Required work:
1. Summarize the text on PXF user impersonation in two sentences.
2. Reproduce the dataset entries from their first line through the line that contains "place-label: PORTO CERVO", with both of those lines included.

Excerpt:
PXF accesses Hadoop services on behalf of Greenplum Database end users. Impersonation is a way to present a Greenplum end user identity to a remote system. You can achieve this with PXF by configuring a Hadoop proxy user. When the Hadoop service is secured with Kerberos, you also have the option of impersonation using Kerberos constrained delegation.
When user impersonation is activated (the default), PXF accesses non-secured Hadoop services using the identity of the Greenplum Database user account that logs in to Greenplum and performs an operation that uses a PXF connector. Keep in mind that PXF uses only the login identity of the user when accessing Hadoop services. For example, if a user logs in to Greenplum Database as the user jane
and then runs SET ROLE
or SET SESSION AUTHORIZATION
to assume a different user identity, all PXF requests still use the identity jane
to access Hadoop services. When user impersonation is activated, you must explicitly configure each Hadoop data source (HDFS, Hive, HBase) to allow PXF to act as a proxy for impersonating specific Hadoop users or groups.

Dataset entries:
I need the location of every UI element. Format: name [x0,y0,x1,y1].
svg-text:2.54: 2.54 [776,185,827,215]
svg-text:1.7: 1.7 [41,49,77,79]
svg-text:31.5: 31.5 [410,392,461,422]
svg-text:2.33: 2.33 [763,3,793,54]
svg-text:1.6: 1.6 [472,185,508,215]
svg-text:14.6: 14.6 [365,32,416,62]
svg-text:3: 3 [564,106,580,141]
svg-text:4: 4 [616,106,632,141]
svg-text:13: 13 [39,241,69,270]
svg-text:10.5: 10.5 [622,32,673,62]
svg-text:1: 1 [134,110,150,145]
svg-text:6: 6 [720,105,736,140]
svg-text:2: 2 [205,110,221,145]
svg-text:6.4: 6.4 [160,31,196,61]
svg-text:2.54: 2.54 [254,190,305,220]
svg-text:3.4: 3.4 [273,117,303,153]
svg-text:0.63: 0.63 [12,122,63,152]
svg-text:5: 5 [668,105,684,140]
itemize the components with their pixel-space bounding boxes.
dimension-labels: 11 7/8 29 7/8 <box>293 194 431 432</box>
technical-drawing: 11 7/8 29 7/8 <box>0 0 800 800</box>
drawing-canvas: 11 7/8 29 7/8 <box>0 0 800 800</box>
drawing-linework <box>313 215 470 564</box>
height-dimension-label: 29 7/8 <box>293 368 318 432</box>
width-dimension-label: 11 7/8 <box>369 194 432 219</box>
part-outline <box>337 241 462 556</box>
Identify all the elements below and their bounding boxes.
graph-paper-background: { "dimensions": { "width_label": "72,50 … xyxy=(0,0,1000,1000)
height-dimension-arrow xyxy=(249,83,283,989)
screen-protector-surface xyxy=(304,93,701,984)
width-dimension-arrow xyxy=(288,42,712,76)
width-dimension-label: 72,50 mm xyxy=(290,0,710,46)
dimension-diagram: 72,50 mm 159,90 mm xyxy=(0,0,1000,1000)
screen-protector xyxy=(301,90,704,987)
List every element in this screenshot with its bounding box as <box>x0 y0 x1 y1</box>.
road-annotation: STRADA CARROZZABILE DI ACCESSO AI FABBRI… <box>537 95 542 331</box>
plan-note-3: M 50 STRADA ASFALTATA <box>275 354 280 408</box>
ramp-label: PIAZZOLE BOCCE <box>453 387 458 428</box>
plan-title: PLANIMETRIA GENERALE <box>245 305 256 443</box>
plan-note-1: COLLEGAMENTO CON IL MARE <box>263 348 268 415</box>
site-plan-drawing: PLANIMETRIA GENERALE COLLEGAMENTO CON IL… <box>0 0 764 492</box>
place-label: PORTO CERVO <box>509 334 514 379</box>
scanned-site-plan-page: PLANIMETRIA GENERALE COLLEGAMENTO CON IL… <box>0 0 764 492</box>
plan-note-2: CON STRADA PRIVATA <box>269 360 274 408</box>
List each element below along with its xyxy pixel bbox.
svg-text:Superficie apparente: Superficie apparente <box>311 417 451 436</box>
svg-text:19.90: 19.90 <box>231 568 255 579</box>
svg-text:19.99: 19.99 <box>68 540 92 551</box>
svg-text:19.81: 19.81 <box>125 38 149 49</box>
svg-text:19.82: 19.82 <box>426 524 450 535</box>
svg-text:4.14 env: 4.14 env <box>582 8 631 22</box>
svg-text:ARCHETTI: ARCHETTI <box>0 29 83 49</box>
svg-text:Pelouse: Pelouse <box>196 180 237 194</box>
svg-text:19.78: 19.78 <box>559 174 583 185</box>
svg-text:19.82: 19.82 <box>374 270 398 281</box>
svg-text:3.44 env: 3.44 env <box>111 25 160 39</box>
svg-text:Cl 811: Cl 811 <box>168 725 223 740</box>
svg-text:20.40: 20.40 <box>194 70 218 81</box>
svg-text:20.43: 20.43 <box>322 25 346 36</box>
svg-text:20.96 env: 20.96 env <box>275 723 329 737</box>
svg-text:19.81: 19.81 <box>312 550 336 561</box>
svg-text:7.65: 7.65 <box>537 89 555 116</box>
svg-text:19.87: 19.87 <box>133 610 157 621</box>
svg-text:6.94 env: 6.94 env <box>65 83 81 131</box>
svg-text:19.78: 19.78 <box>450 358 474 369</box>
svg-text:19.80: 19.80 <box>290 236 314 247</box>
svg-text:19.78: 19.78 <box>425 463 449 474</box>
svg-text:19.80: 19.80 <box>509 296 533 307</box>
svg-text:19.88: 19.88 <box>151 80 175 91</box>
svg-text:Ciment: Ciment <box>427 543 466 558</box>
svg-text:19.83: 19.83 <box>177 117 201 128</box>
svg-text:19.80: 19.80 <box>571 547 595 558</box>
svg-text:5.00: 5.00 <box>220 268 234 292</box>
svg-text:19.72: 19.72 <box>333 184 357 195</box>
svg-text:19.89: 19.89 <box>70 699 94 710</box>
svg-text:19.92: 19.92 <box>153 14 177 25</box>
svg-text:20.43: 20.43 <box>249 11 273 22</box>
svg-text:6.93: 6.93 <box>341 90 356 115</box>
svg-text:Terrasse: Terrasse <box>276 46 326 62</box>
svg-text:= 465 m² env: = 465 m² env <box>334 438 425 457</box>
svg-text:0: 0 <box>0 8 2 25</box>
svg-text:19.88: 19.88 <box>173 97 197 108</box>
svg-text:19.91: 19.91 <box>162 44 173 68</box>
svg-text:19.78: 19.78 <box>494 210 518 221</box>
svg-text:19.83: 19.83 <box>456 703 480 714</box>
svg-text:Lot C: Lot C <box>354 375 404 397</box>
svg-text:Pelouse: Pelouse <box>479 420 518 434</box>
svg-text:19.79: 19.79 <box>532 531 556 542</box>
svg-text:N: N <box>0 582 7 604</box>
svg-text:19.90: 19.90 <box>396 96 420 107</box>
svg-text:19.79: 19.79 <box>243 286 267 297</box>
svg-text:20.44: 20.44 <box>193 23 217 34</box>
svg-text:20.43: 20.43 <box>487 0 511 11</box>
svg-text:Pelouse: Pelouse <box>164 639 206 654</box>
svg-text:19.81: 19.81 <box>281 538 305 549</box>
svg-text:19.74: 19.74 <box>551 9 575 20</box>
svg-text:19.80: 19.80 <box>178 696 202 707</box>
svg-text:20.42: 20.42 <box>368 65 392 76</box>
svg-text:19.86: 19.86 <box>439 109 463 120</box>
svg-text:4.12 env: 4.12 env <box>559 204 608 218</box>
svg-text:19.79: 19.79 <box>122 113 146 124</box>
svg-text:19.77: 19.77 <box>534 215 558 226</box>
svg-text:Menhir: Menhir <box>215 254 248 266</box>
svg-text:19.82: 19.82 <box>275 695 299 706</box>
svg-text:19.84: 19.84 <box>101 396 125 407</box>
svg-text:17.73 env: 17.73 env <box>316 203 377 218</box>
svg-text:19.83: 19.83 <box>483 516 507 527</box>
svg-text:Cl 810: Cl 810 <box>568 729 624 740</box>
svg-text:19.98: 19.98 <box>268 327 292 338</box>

The answers:
1. PXF accesses Hadoop services for Greenplum Database end users and supports impersonation through a Hadoop proxy user, or through Kerberos constrained delegation when the Hadoop service is secured with Kerberos. With impersonation activated, which is the default, PXF uses only the user's Greenplum login identity even after SET ROLE or SET SESSION AUTHORIZATION, and each Hadoop data source (HDFS, Hive, HBase) must be explicitly configured to let PXF act as a proxy for specific Hadoop users or groups.

2.
I need the location of every UI element. Format: name [x0,y0,x1,y1].
svg-text:2.54: 2.54 [776,185,827,215]
svg-text:1.7: 1.7 [41,49,77,79]
svg-text:31.5: 31.5 [410,392,461,422]
svg-text:2.33: 2.33 [763,3,793,54]
svg-text:1.6: 1.6 [472,185,508,215]
svg-text:14.6: 14.6 [365,32,416,62]
svg-text:3: 3 [564,106,580,141]
svg-text:4: 4 [616,106,632,141]
svg-text:13: 13 [39,241,69,270]
svg-text:10.5: 10.5 [622,32,673,62]
svg-text:1: 1 [134,110,150,145]
svg-text:6: 6 [720,105,736,140]
svg-text:2: 2 [205,110,221,145]
svg-text:6.4: 6.4 [160,31,196,61]
svg-text:2.54: 2.54 [254,190,305,220]
svg-text:3.4: 3.4 [273,117,303,153]
svg-text:0.63: 0.63 [12,122,63,152]
svg-text:5: 5 [668,105,684,140]
itemize the components with their pixel-space bounding boxes.
dimension-labels: 11 7/8 29 7/8 <box>293 194 431 432</box>
technical-drawing: 11 7/8 29 7/8 <box>0 0 800 800</box>
drawing-canvas: 11 7/8 29 7/8 <box>0 0 800 800</box>
drawing-linework <box>313 215 470 564</box>
height-dimension-label: 29 7/8 <box>293 368 318 432</box>
width-dimension-label: 11 7/8 <box>369 194 432 219</box>
part-outline <box>337 241 462 556</box>
Identify all the elements below and their bounding boxes.
graph-paper-background: { "dimensions": { "width_label": "72,50 … xyxy=(0,0,1000,1000)
height-dimension-arrow xyxy=(249,83,283,989)
screen-protector-surface xyxy=(304,93,701,984)
width-dimension-arrow xyxy=(288,42,712,76)
width-dimension-label: 72,50 mm xyxy=(290,0,710,46)
dimension-diagram: 72,50 mm 159,90 mm xyxy=(0,0,1000,1000)
screen-protector xyxy=(301,90,704,987)
List every element in this screenshot with its bounding box as <box>x0 y0 x1 y1</box>.
road-annotation: STRADA CARROZZABILE DI ACCESSO AI FABBRI… <box>537 95 542 331</box>
plan-note-3: M 50 STRADA ASFALTATA <box>275 354 280 408</box>
ramp-label: PIAZZOLE BOCCE <box>453 387 458 428</box>
plan-title: PLANIMETRIA GENERALE <box>245 305 256 443</box>
plan-note-1: COLLEGAMENTO CON IL MARE <box>263 348 268 415</box>
site-plan-drawing: PLANIMETRIA GENERALE COLLEGAMENTO CON IL… <box>0 0 764 492</box>
place-label: PORTO CERVO <box>509 334 514 379</box>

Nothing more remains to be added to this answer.